Rows from a dataset
* * * *

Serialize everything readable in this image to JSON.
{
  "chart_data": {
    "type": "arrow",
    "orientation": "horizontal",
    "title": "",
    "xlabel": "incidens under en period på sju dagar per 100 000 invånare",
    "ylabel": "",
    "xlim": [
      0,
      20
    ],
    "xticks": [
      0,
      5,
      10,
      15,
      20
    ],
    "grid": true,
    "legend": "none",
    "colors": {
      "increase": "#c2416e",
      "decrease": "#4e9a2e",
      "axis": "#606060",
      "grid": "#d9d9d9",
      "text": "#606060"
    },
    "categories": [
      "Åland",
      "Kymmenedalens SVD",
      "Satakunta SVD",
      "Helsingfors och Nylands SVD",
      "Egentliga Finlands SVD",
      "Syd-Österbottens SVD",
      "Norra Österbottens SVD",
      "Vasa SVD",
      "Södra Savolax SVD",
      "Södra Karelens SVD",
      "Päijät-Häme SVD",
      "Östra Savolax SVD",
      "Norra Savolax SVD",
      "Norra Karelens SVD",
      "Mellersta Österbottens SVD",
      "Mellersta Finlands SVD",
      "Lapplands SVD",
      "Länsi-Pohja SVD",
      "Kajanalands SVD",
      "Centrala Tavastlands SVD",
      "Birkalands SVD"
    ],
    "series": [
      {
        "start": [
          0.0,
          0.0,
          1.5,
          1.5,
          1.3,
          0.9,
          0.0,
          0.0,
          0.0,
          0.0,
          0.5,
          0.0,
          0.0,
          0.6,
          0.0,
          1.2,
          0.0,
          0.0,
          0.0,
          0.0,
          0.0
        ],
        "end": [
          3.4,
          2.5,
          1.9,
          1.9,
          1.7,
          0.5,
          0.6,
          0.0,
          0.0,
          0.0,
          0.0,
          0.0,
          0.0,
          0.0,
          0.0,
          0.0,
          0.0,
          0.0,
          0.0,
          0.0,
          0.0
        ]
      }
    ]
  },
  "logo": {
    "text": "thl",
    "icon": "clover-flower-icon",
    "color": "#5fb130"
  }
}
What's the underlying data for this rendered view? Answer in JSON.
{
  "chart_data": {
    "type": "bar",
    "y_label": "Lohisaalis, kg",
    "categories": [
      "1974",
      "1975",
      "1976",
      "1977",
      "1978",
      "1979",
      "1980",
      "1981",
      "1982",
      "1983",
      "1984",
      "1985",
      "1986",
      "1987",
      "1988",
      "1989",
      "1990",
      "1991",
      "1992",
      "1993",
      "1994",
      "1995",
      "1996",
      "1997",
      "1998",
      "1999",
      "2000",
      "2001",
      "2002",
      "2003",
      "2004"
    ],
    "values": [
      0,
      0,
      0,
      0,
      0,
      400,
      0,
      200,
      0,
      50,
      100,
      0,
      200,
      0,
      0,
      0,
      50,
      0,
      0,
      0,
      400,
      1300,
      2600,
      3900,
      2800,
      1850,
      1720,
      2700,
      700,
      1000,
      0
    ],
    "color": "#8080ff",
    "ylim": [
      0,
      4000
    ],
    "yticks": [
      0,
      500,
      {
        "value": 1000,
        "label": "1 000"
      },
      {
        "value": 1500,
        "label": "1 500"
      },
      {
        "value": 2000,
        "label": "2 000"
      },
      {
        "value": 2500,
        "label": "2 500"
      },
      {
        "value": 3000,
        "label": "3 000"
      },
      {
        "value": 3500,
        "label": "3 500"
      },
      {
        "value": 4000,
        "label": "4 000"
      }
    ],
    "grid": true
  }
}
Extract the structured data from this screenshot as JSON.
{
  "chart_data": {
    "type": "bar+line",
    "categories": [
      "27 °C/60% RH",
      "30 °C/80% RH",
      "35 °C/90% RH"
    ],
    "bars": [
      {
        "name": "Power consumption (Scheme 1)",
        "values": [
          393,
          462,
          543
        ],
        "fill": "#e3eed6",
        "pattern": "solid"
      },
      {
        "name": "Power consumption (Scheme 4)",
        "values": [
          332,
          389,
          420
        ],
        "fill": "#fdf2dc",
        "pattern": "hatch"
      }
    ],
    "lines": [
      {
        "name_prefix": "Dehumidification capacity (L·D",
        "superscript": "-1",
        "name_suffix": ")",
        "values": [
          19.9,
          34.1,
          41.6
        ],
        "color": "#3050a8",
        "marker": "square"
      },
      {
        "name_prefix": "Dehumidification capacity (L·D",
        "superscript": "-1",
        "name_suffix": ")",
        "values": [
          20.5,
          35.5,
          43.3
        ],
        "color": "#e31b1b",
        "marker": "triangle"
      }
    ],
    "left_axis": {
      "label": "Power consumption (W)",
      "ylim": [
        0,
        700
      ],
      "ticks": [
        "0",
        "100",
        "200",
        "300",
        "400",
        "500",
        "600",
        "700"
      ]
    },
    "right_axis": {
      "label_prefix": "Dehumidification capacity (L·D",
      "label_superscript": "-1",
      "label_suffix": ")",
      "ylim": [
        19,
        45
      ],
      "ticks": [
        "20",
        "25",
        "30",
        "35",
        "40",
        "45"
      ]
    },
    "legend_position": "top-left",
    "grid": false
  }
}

* * * *

(DIRECTIVE): The string "Karelens" may appear in lines of the listing above; tally those lines and give the number only.

(FINISHED ANSWER): 2